▶ [Excerpted data]:
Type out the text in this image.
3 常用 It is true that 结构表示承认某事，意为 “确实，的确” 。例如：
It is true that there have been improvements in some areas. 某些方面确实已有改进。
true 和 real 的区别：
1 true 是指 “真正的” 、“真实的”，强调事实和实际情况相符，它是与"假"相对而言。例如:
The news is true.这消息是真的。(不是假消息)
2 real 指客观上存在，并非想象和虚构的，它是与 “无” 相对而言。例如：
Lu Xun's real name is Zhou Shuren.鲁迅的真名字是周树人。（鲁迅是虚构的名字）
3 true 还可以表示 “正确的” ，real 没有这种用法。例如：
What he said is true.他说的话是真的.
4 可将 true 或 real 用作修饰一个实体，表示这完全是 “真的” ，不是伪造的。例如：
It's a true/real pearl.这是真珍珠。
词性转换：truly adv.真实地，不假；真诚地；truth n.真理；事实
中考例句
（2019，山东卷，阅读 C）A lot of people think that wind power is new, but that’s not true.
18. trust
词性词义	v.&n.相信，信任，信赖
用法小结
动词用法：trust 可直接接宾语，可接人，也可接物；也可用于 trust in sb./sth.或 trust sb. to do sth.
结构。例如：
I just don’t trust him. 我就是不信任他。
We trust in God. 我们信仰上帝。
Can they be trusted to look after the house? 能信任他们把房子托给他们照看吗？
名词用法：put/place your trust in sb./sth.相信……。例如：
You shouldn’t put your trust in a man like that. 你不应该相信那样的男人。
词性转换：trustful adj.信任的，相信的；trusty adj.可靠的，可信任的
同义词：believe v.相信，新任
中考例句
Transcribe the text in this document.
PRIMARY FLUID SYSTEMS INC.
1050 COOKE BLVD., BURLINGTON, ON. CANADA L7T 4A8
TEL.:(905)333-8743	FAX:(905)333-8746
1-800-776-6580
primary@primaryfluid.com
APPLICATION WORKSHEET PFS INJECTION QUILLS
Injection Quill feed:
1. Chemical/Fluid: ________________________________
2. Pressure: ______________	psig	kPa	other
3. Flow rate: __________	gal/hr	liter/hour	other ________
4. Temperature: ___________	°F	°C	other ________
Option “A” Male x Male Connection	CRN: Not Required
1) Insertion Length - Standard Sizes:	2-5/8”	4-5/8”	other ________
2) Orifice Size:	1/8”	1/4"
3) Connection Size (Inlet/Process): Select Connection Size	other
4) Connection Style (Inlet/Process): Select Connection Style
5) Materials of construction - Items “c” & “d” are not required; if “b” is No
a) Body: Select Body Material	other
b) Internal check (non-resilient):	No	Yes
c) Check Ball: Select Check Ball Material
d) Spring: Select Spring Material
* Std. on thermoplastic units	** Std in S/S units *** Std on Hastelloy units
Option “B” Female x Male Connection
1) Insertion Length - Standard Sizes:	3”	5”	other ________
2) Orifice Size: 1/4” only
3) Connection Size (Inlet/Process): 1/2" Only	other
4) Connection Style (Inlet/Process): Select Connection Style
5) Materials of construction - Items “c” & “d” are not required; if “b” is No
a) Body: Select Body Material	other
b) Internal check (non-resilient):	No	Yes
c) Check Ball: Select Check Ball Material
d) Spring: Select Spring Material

▶ [Task prompt]:
Review the material and copy each line in which the word "Connection" appears.

▶ [Solution below]:
Option “A” Male x Male Connection	CRN: Not Required
3) Connection Size (Inlet/Process): Select Connection Size	other
4) Connection Style (Inlet/Process): Select Connection Style
Option “B” Female x Male Connection
3) Connection Size (Inlet/Process): 1/2" Only	other
4) Connection Style (Inlet/Process): Select Connection Style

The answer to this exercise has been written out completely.